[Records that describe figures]
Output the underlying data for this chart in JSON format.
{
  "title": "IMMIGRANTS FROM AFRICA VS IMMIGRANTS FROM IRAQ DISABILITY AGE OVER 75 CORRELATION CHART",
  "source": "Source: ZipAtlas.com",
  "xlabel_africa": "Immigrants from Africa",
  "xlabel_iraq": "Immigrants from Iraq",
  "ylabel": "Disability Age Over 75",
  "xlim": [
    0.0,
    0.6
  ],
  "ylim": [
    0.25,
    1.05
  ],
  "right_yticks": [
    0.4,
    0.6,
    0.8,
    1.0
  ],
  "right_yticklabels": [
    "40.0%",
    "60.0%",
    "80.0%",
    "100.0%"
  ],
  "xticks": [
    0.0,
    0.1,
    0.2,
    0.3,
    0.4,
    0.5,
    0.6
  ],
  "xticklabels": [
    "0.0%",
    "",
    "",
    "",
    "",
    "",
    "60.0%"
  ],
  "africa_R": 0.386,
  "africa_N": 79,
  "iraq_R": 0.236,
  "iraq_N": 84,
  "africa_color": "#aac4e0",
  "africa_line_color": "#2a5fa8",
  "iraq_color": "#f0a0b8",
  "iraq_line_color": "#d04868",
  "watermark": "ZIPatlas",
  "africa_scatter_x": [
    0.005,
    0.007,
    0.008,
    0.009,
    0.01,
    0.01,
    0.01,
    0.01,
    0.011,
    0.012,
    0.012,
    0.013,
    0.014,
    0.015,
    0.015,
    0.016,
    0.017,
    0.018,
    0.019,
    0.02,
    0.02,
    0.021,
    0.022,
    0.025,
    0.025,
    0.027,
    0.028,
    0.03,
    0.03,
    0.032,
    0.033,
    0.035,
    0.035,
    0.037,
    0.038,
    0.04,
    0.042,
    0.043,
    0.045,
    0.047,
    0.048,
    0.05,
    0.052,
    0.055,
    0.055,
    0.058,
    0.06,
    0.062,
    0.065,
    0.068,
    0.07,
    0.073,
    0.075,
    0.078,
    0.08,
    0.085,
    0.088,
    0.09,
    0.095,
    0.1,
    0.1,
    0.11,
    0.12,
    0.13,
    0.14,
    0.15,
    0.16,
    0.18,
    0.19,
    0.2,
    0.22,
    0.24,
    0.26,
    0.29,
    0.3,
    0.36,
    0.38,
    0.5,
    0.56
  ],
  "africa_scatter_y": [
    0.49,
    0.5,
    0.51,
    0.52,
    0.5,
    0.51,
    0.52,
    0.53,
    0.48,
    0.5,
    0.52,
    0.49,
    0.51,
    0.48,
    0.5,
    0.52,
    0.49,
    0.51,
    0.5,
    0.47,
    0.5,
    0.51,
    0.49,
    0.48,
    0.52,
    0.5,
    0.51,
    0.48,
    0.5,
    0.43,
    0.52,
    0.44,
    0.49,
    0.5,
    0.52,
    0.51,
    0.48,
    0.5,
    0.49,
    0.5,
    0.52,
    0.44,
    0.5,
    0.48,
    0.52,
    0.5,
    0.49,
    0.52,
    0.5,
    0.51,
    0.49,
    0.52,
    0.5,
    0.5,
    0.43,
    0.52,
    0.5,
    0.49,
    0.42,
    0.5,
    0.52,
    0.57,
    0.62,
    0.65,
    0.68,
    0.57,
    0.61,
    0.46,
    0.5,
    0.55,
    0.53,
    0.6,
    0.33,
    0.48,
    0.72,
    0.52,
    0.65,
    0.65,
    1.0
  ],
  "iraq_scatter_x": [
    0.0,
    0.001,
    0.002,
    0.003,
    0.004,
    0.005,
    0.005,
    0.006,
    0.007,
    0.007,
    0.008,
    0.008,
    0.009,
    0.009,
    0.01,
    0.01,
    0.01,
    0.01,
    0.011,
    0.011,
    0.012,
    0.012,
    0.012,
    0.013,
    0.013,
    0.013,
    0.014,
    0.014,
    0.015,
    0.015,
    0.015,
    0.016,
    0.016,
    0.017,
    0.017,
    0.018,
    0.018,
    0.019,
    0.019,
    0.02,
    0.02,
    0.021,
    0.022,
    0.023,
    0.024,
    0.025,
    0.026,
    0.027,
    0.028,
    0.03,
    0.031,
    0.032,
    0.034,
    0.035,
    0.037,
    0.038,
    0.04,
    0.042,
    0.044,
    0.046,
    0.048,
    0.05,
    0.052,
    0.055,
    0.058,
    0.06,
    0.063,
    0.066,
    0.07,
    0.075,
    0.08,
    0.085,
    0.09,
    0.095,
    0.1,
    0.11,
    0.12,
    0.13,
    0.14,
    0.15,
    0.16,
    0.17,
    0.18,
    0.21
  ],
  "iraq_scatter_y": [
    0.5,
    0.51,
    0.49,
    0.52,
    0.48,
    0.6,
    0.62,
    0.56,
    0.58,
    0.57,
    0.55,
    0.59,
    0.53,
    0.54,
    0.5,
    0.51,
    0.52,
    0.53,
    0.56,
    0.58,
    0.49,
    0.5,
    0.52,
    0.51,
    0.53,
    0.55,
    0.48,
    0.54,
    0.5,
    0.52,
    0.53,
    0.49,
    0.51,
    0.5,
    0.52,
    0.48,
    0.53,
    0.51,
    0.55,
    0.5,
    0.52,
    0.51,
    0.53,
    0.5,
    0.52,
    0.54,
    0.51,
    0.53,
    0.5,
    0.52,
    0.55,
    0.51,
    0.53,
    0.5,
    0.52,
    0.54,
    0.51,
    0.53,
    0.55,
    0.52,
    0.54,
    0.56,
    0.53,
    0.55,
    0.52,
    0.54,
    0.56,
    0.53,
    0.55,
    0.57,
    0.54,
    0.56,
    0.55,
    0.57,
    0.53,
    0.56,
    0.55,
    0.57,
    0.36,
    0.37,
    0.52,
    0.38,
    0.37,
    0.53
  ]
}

• **Set problem**: Write out all the records above again, exactly as they stand.

• **Output of the task**:
Output the underlying data for this chart in JSON format.
{
  "title": "IMMIGRANTS FROM AFRICA VS IMMIGRANTS FROM IRAQ DISABILITY AGE OVER 75 CORRELATION CHART",
  "source": "Source: ZipAtlas.com",
  "xlabel_africa": "Immigrants from Africa",
  "xlabel_iraq": "Immigrants from Iraq",
  "ylabel": "Disability Age Over 75",
  "xlim": [
    0.0,
    0.6
  ],
  "ylim": [
    0.25,
    1.05
  ],
  "right_yticks": [
    0.4,
    0.6,
    0.8,
    1.0
  ],
  "right_yticklabels": [
    "40.0%",
    "60.0%",
    "80.0%",
    "100.0%"
  ],
  "xticks": [
    0.0,
    0.1,
    0.2,
    0.3,
    0.4,
    0.5,
    0.6
  ],
  "xticklabels": [
    "0.0%",
    "",
    "",
    "",
    "",
    "",
    "60.0%"
  ],
  "africa_R": 0.386,
  "africa_N": 79,
  "iraq_R": 0.236,
  "iraq_N": 84,
  "africa_color": "#aac4e0",
  "africa_line_color": "#2a5fa8",
  "iraq_color": "#f0a0b8",
  "iraq_line_color": "#d04868",
  "watermark": "ZIPatlas",
  "africa_scatter_x": [
    0.005,
    0.007,
    0.008,
    0.009,
    0.01,
    0.01,
    0.01,
    0.01,
    0.011,
    0.012,
    0.012,
    0.013,
    0.014,
    0.015,
    0.015,
    0.016,
    0.017,
    0.018,
    0.019,
    0.02,
    0.02,
    0.021,
    0.022,
    0.025,
    0.025,
    0.027,
    0.028,
    0.03,
    0.03,
    0.032,
    0.033,
    0.035,
    0.035,
    0.037,
    0.038,
    0.04,
    0.042,
    0.043,
    0.045,
    0.047,
    0.048,
    0.05,
    0.052,
    0.055,
    0.055,
    0.058,
    0.06,
    0.062,
    0.065,
    0.068,
    0.07,
    0.073,
    0.075,
    0.078,
    0.08,
    0.085,
    0.088,
    0.09,
    0.095,
    0.1,
    0.1,
    0.11,
    0.12,
    0.13,
    0.14,
    0.15,
    0.16,
    0.18,
    0.19,
    0.2,
    0.22,
    0.24,
    0.26,
    0.29,
    0.3,
    0.36,
    0.38,
    0.5,
    0.56
  ],
  "africa_scatter_y": [
    0.49,
    0.5,
    0.51,
    0.52,
    0.5,
    0.51,
    0.52,
    0.53,
    0.48,
    0.5,
    0.52,
    0.49,
    0.51,
    0.48,
    0.5,
    0.52,
    0.49,
    0.51,
    0.5,
    0.47,
    0.5,
    0.51,
    0.49,
    0.48,
    0.52,
    0.5,
    0.51,
    0.48,
    0.5,
    0.43,
    0.52,
    0.44,
    0.49,
    0.5,
    0.52,
    0.51,
    0.48,
    0.5,
    0.49,
    0.5,
    0.52,
    0.44,
    0.5,
    0.48,
    0.52,
    0.5,
    0.49,
    0.52,
    0.5,
    0.51,
    0.49,
    0.52,
    0.5,
    0.5,
    0.43,
    0.52,
    0.5,
    0.49,
    0.42,
    0.5,
    0.52,
    0.57,
    0.62,
    0.65,
    0.68,
    0.57,
    0.61,
    0.46,
    0.5,
    0.55,
    0.53,
    0.6,
    0.33,
    0.48,
    0.72,
    0.52,
    0.65,
    0.65,
    1.0
  ],
  "iraq_scatter_x": [
    0.0,
    0.001,
    0.002,
    0.003,
    0.004,
    0.005,
    0.005,
    0.006,
    0.007,
    0.007,
    0.008,
    0.008,
    0.009,
    0.009,
    0.01,
    0.01,
    0.01,
    0.01,
    0.011,
    0.011,
    0.012,
    0.012,
    0.012,
    0.013,
    0.013,
    0.013,
    0.014,
    0.014,
    0.015,
    0.015,
    0.015,
    0.016,
    0.016,
    0.017,
    0.017,
    0.018,
    0.018,
    0.019,
    0.019,
    0.02,
    0.02,
    0.021,
    0.022,
    0.023,
    0.024,
    0.025,
    0.026,
    0.027,
    0.028,
    0.03,
    0.031,
    0.032,
    0.034,
    0.035,
    0.037,
    0.038,
    0.04,
    0.042,
    0.044,
    0.046,
    0.048,
    0.05,
    0.052,
    0.055,
    0.058,
    0.06,
    0.063,
    0.066,
    0.07,
    0.075,
    0.08,
    0.085,
    0.09,
    0.095,
    0.1,
    0.11,
    0.12,
    0.13,
    0.14,
    0.15,
    0.16,
    0.17,
    0.18,
    0.21
  ],
  "iraq_scatter_y": [
    0.5,
    0.51,
    0.49,
    0.52,
    0.48,
    0.6,
    0.62,
    0.56,
    0.58,
    0.57,
    0.55,
    0.59,
    0.53,
    0.54,
    0.5,
    0.51,
    0.52,
    0.53,
    0.56,
    0.58,
    0.49,
    0.5,
    0.52,
    0.51,
    0.53,
    0.55,
    0.48,
    0.54,
    0.5,
    0.52,
    0.53,
    0.49,
    0.51,
    0.5,
    0.52,
    0.48,
    0.53,
    0.51,
    0.55,
    0.5,
    0.52,
    0.51,
    0.53,
    0.5,
    0.52,
    0.54,
    0.51,
    0.53,
    0.5,
    0.52,
    0.55,
    0.51,
    0.53,
    0.5,
    0.52,
    0.54,
    0.51,
    0.53,
    0.55,
    0.52,
    0.54,
    0.56,
    0.53,
    0.55,
    0.52,
    0.54,
    0.56,
    0.53,
    0.55,
    0.57,
    0.54,
    0.56,
    0.55,
    0.57,
    0.53,
    0.56,
    0.55,
    0.57,
    0.36,
    0.37,
    0.52,
    0.38,
    0.37,
    0.53
  ]
}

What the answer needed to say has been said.